Task: Which lines hold the word "Nail"? Copy each of them.

>> begin The records

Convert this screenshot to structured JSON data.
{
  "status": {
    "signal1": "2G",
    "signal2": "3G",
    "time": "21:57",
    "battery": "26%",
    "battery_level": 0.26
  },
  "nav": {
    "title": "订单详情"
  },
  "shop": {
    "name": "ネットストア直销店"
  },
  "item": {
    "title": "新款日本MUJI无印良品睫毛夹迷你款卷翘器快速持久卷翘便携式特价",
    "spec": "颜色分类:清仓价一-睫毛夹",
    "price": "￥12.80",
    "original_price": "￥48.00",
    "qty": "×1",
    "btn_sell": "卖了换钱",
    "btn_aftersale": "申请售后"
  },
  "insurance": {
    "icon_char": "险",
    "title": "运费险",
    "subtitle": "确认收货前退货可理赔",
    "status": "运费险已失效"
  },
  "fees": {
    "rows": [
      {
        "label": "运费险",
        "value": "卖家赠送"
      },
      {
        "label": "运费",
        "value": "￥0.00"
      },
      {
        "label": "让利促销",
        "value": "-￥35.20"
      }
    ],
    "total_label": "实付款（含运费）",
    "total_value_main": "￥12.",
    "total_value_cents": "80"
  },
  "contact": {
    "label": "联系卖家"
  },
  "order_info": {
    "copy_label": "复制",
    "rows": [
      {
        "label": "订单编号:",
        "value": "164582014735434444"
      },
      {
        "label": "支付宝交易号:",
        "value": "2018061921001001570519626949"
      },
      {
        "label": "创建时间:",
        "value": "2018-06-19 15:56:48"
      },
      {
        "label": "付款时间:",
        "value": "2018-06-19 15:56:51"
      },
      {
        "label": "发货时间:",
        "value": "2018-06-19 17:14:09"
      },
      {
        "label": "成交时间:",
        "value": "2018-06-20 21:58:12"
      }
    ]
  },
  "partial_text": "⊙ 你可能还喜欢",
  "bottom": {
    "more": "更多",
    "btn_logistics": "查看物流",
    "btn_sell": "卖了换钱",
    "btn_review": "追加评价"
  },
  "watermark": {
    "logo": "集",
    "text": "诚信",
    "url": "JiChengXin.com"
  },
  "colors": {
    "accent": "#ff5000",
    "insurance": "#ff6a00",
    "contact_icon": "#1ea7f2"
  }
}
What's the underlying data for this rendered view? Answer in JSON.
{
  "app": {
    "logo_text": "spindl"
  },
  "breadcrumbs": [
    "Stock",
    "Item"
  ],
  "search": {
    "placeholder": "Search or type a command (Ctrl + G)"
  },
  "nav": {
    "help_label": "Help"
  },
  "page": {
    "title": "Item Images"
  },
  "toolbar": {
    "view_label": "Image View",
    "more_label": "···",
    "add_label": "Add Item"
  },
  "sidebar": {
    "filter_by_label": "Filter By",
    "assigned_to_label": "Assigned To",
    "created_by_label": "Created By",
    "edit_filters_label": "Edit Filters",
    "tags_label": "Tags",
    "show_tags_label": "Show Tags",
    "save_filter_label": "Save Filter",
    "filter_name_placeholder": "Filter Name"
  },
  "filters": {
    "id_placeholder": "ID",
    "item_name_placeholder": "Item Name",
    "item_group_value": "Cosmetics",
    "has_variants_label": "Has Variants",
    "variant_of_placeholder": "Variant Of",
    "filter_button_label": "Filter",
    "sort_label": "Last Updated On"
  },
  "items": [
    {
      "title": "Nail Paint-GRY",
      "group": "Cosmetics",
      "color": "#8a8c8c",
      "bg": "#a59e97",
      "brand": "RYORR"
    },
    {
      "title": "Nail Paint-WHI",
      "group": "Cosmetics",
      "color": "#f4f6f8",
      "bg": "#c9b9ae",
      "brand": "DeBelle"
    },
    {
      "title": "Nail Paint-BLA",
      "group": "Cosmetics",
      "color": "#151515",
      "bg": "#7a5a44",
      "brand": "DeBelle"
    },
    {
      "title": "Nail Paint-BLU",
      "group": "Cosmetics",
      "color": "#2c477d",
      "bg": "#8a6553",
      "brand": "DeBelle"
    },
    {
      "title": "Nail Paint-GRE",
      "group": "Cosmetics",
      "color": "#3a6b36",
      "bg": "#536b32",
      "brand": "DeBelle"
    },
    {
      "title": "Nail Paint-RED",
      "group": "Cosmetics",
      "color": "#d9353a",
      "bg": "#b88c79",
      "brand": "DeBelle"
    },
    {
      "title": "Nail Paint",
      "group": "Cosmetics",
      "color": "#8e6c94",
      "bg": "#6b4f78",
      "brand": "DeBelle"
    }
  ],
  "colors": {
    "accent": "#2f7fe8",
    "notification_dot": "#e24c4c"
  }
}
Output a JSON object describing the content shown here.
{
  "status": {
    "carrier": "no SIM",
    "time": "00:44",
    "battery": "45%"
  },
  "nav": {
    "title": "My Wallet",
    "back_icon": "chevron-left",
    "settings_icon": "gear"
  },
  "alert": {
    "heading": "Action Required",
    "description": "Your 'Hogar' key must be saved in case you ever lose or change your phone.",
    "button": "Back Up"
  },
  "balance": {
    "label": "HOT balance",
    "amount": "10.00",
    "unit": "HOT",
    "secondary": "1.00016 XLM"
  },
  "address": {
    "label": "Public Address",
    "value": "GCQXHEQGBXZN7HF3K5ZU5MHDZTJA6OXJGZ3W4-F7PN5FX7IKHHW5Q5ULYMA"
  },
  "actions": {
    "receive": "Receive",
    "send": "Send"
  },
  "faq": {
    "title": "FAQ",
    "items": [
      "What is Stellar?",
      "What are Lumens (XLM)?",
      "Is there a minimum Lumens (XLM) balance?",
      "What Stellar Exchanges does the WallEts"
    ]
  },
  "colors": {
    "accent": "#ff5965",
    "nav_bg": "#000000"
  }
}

>> end The records

The result:
      "title": "Nail Paint-GRY",
      "title": "Nail Paint-WHI",
      "title": "Nail Paint-BLA",
      "title": "Nail Paint-BLU",
      "title": "Nail Paint-GRE",
      "title": "Nail Paint-RED",
      "title": "Nail Paint",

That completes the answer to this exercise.